_Problem requirements_: Find every line with the string "Researcher" in it, count them, and reply with that count only.

_Records for processing_:

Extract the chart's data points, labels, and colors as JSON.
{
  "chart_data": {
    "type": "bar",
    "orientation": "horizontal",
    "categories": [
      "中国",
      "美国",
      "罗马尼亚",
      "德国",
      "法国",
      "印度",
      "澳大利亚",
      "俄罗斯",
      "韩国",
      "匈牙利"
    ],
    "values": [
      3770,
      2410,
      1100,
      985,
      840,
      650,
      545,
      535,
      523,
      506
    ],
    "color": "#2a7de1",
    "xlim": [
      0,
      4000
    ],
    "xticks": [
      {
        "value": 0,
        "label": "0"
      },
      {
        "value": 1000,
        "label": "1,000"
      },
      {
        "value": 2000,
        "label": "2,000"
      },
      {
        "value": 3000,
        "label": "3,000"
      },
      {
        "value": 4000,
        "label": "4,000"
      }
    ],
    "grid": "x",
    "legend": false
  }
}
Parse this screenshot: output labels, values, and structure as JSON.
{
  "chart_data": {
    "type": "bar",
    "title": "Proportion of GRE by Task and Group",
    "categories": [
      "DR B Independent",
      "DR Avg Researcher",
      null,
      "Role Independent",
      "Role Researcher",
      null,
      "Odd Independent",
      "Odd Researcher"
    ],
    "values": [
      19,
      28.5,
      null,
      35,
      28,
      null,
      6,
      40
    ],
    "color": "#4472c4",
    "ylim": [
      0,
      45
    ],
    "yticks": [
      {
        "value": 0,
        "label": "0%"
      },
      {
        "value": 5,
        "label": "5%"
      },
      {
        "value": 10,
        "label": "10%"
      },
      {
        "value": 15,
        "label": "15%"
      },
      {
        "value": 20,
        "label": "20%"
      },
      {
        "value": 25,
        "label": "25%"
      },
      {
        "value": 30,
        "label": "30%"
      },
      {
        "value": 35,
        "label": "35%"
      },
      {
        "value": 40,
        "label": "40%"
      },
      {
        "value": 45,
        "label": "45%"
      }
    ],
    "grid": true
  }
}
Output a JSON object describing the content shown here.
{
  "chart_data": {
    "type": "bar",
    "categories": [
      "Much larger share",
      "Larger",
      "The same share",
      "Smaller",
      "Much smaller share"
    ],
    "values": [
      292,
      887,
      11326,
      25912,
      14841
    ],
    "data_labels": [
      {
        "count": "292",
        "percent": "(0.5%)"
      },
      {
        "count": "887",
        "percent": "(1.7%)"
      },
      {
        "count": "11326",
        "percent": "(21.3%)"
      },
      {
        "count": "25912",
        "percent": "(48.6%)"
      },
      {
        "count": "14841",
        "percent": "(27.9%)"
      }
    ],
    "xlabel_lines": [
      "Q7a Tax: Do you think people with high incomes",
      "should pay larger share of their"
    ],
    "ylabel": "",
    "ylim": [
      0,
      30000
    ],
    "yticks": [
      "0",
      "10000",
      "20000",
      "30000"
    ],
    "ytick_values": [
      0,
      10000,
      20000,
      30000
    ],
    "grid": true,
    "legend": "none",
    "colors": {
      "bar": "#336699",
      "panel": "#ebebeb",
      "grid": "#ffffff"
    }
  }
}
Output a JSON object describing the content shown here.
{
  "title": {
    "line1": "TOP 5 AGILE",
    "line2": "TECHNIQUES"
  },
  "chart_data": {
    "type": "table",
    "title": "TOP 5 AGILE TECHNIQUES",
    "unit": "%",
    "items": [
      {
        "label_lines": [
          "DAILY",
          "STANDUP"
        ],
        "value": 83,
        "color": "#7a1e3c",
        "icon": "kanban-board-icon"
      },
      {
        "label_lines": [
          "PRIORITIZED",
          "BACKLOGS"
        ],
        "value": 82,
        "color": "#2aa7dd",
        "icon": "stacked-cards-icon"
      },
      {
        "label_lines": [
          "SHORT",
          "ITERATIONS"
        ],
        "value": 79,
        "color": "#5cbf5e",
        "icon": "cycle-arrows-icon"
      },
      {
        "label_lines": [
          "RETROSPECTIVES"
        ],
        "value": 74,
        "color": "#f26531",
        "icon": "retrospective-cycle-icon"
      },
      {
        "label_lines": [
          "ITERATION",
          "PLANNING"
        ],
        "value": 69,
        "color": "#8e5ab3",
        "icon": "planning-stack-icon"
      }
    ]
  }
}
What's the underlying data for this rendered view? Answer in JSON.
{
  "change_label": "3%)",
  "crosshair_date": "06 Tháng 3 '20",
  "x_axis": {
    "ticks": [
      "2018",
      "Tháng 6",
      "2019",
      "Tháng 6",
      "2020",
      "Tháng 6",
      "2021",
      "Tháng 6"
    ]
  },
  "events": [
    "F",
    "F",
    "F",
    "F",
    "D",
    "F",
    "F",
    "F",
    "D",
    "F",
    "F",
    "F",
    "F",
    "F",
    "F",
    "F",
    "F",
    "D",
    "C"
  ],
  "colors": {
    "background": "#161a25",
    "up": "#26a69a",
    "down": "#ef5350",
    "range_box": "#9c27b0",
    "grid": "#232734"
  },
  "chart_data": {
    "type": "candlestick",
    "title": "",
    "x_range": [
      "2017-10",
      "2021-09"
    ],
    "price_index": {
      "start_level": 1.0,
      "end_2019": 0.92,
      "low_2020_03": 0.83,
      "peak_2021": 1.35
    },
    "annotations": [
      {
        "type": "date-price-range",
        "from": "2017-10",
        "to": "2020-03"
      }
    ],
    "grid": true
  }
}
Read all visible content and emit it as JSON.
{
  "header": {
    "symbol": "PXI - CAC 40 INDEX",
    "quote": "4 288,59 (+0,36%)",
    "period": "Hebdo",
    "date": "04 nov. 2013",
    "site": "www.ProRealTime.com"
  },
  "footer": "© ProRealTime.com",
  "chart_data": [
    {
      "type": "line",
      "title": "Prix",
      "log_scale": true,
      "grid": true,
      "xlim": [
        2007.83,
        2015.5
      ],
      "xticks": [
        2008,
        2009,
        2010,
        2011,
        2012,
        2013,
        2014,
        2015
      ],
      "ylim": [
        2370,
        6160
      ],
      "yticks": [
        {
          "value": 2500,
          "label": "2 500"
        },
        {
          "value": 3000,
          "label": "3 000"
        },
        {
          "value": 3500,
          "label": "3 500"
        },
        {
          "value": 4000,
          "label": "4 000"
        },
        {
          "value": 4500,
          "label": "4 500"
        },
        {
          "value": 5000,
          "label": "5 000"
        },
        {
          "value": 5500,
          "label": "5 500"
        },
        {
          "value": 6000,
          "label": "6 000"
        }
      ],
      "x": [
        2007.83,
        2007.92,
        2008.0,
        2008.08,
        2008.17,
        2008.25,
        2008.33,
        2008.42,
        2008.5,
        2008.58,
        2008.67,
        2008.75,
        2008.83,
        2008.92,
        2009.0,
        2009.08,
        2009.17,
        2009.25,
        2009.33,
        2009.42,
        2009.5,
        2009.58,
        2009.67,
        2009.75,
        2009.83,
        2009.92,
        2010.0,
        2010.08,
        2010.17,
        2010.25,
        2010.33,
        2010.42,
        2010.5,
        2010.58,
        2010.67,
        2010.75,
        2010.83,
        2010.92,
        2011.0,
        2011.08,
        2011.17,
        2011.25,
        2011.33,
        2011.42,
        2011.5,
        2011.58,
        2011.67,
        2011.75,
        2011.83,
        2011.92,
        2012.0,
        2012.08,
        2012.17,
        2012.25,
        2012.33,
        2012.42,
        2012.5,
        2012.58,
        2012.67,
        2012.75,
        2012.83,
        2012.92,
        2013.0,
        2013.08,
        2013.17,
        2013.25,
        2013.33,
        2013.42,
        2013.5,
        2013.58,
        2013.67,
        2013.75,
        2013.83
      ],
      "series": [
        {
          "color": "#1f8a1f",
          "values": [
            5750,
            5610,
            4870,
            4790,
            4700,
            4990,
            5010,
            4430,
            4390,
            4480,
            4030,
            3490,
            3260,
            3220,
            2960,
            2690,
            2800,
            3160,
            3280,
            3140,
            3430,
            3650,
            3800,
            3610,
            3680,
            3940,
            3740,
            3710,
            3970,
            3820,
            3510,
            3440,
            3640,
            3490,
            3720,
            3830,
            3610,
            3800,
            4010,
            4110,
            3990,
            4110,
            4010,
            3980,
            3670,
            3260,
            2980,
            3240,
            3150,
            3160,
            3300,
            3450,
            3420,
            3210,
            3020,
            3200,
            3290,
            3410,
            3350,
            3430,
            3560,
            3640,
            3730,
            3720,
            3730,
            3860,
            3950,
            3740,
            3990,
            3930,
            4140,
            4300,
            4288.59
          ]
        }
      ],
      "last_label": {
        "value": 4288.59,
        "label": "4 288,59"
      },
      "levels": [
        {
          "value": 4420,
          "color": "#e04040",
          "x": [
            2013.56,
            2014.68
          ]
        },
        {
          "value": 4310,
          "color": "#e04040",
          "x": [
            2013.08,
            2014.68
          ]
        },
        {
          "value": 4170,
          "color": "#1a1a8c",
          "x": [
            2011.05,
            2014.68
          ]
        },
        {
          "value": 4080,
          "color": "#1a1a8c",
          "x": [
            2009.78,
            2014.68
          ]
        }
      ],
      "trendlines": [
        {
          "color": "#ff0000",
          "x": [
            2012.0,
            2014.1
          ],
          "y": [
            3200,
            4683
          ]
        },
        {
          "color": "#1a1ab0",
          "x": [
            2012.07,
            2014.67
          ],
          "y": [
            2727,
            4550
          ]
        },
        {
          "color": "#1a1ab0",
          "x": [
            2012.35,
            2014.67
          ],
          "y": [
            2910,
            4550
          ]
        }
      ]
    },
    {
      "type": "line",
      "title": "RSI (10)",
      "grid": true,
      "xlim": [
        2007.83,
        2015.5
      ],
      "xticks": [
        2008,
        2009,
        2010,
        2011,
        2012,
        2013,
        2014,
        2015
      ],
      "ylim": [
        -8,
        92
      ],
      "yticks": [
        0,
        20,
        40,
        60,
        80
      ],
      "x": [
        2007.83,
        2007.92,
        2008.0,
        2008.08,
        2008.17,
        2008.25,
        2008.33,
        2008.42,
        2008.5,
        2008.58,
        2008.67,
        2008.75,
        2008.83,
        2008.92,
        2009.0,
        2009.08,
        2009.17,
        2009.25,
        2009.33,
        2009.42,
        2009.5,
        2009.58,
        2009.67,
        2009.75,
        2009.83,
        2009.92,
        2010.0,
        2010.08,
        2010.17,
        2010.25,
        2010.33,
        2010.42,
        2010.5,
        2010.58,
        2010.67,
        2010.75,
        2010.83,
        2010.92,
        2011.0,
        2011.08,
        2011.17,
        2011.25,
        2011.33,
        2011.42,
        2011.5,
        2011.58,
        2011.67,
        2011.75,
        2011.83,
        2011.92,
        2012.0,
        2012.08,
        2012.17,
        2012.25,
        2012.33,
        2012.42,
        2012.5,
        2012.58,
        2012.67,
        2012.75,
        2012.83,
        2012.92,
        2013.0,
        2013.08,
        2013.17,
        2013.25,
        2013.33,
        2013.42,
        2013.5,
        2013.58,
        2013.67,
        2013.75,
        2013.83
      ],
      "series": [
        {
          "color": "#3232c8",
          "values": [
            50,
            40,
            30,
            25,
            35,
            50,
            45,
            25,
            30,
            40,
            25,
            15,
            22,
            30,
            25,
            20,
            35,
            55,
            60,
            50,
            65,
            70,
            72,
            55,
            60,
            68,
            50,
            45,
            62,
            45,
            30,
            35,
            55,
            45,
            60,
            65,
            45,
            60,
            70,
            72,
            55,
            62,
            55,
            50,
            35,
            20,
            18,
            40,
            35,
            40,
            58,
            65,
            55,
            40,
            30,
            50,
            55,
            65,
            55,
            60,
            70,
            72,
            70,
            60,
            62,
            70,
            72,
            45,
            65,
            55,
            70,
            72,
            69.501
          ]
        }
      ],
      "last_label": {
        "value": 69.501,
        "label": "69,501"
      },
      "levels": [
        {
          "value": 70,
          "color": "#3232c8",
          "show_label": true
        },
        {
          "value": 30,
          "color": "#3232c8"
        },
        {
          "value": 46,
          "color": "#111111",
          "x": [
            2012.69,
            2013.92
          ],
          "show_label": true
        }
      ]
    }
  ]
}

_Exercise output_: 3